- [WRITTEN EXERCISE]
Write out all of the lines below, exactly and completely.

Collected data:

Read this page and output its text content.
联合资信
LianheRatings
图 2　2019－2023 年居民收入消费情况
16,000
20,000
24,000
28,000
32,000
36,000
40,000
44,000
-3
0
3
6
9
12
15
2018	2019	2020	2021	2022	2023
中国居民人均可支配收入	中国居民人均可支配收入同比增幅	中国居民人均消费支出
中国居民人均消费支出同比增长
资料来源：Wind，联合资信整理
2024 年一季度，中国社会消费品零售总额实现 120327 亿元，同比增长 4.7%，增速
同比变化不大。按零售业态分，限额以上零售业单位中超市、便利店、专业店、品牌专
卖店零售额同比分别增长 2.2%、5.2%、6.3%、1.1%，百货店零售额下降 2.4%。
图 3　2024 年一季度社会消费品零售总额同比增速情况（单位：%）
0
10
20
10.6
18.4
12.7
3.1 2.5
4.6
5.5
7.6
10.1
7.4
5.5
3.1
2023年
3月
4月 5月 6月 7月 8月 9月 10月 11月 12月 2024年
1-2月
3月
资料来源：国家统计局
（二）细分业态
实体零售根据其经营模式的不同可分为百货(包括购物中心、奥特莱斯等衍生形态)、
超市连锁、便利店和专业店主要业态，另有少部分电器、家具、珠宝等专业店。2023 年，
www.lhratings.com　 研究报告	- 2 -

- [FINISHED ANSWER]
Read this page and output its text content.
联合资信
LianheRatings
图 2　2019－2023 年居民收入消费情况
16,000
20,000
24,000
28,000
32,000
36,000
40,000
44,000
-3
0
3
6
9
12
15
2018	2019	2020	2021	2022	2023
中国居民人均可支配收入	中国居民人均可支配收入同比增幅	中国居民人均消费支出
中国居民人均消费支出同比增长
资料来源：Wind，联合资信整理
2024 年一季度，中国社会消费品零售总额实现 120327 亿元，同比增长 4.7%，增速
同比变化不大。按零售业态分，限额以上零售业单位中超市、便利店、专业店、品牌专
卖店零售额同比分别增长 2.2%、5.2%、6.3%、1.1%，百货店零售额下降 2.4%。
图 3　2024 年一季度社会消费品零售总额同比增速情况（单位：%）
0
10
20
10.6
18.4
12.7
3.1 2.5
4.6
5.5
7.6
10.1
7.4
5.5
3.1
2023年
3月
4月 5月 6月 7月 8月 9月 10月 11月 12月 2024年
1-2月
3月
资料来源：国家统计局
（二）细分业态
实体零售根据其经营模式的不同可分为百货(包括购物中心、奥特莱斯等衍生形态)、
超市连锁、便利店和专业店主要业态，另有少部分电器、家具、珠宝等专业店。2023 年，
www.lhratings.com　 研究报告	- 2 -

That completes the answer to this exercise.